<<<<
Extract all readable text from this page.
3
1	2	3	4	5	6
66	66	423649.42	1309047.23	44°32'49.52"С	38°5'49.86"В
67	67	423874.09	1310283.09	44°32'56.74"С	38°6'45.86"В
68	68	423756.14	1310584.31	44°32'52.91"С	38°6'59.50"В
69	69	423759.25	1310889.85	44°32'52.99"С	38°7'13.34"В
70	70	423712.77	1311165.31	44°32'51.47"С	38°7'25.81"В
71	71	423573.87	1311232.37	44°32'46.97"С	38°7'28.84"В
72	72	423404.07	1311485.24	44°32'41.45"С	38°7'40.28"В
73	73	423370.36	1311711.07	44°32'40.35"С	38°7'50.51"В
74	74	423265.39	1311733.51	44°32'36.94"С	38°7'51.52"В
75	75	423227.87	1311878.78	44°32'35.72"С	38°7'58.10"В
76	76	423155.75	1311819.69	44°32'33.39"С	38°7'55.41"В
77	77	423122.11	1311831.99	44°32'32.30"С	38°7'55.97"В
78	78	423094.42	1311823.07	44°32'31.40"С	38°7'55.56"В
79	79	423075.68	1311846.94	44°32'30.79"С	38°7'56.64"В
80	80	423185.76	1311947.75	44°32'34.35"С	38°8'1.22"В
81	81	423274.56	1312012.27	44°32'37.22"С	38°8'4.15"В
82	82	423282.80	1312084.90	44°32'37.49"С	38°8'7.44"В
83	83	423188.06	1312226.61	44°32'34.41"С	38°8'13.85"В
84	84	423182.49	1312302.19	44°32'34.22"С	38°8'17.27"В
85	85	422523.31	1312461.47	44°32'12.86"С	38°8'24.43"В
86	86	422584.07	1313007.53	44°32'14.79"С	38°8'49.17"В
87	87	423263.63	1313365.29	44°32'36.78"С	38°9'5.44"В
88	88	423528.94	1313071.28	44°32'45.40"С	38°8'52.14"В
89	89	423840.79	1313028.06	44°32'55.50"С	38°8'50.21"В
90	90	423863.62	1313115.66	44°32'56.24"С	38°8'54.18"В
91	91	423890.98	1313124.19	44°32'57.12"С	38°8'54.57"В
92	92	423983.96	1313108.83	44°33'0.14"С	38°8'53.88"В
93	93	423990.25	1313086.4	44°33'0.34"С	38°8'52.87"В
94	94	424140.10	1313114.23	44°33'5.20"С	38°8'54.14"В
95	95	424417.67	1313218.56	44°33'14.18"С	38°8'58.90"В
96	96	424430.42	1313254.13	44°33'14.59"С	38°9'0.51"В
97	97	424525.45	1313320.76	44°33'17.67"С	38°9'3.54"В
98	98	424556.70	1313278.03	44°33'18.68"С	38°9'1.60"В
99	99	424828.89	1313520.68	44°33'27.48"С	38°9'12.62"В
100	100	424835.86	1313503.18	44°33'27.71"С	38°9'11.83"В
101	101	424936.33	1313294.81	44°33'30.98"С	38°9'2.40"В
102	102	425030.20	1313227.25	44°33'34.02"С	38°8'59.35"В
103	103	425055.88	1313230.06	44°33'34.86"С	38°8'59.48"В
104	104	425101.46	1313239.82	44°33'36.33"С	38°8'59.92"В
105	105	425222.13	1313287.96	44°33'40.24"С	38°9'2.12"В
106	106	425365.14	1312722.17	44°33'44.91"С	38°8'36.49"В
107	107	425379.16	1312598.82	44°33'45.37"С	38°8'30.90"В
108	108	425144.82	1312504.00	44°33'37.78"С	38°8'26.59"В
>>>>
THE TASK: Recopy all the lines exactly as they appear.

CORRECT ANSWER:
Extract all readable text from this page.
3
1	2	3	4	5	6
66	66	423649.42	1309047.23	44°32'49.52"С	38°5'49.86"В
67	67	423874.09	1310283.09	44°32'56.74"С	38°6'45.86"В
68	68	423756.14	1310584.31	44°32'52.91"С	38°6'59.50"В
69	69	423759.25	1310889.85	44°32'52.99"С	38°7'13.34"В
70	70	423712.77	1311165.31	44°32'51.47"С	38°7'25.81"В
71	71	423573.87	1311232.37	44°32'46.97"С	38°7'28.84"В
72	72	423404.07	1311485.24	44°32'41.45"С	38°7'40.28"В
73	73	423370.36	1311711.07	44°32'40.35"С	38°7'50.51"В
74	74	423265.39	1311733.51	44°32'36.94"С	38°7'51.52"В
75	75	423227.87	1311878.78	44°32'35.72"С	38°7'58.10"В
76	76	423155.75	1311819.69	44°32'33.39"С	38°7'55.41"В
77	77	423122.11	1311831.99	44°32'32.30"С	38°7'55.97"В
78	78	423094.42	1311823.07	44°32'31.40"С	38°7'55.56"В
79	79	423075.68	1311846.94	44°32'30.79"С	38°7'56.64"В
80	80	423185.76	1311947.75	44°32'34.35"С	38°8'1.22"В
81	81	423274.56	1312012.27	44°32'37.22"С	38°8'4.15"В
82	82	423282.80	1312084.90	44°32'37.49"С	38°8'7.44"В
83	83	423188.06	1312226.61	44°32'34.41"С	38°8'13.85"В
84	84	423182.49	1312302.19	44°32'34.22"С	38°8'17.27"В
85	85	422523.31	1312461.47	44°32'12.86"С	38°8'24.43"В
86	86	422584.07	1313007.53	44°32'14.79"С	38°8'49.17"В
87	87	423263.63	1313365.29	44°32'36.78"С	38°9'5.44"В
88	88	423528.94	1313071.28	44°32'45.40"С	38°8'52.14"В
89	89	423840.79	1313028.06	44°32'55.50"С	38°8'50.21"В
90	90	423863.62	1313115.66	44°32'56.24"С	38°8'54.18"В
91	91	423890.98	1313124.19	44°32'57.12"С	38°8'54.57"В
92	92	423983.96	1313108.83	44°33'0.14"С	38°8'53.88"В
93	93	423990.25	1313086.4	44°33'0.34"С	38°8'52.87"В
94	94	424140.10	1313114.23	44°33'5.20"С	38°8'54.14"В
95	95	424417.67	1313218.56	44°33'14.18"С	38°8'58.90"В
96	96	424430.42	1313254.13	44°33'14.59"С	38°9'0.51"В
97	97	424525.45	1313320.76	44°33'17.67"С	38°9'3.54"В
98	98	424556.70	1313278.03	44°33'18.68"С	38°9'1.60"В
99	99	424828.89	1313520.68	44°33'27.48"С	38°9'12.62"В
100	100	424835.86	1313503.18	44°33'27.71"С	38°9'11.83"В
101	101	424936.33	1313294.81	44°33'30.98"С	38°9'2.40"В
102	102	425030.20	1313227.25	44°33'34.02"С	38°8'59.35"В
103	103	425055.88	1313230.06	44°33'34.86"С	38°8'59.48"В
104	104	425101.46	1313239.82	44°33'36.33"С	38°8'59.92"В
105	105	425222.13	1313287.96	44°33'40.24"С	38°9'2.12"В
106	106	425365.14	1312722.17	44°33'44.91"С	38°8'36.49"В
107	107	425379.16	1312598.82	44°33'45.37"С	38°8'30.90"В
108	108	425144.82	1312504.00	44°33'37.78"С	38°8'26.59"В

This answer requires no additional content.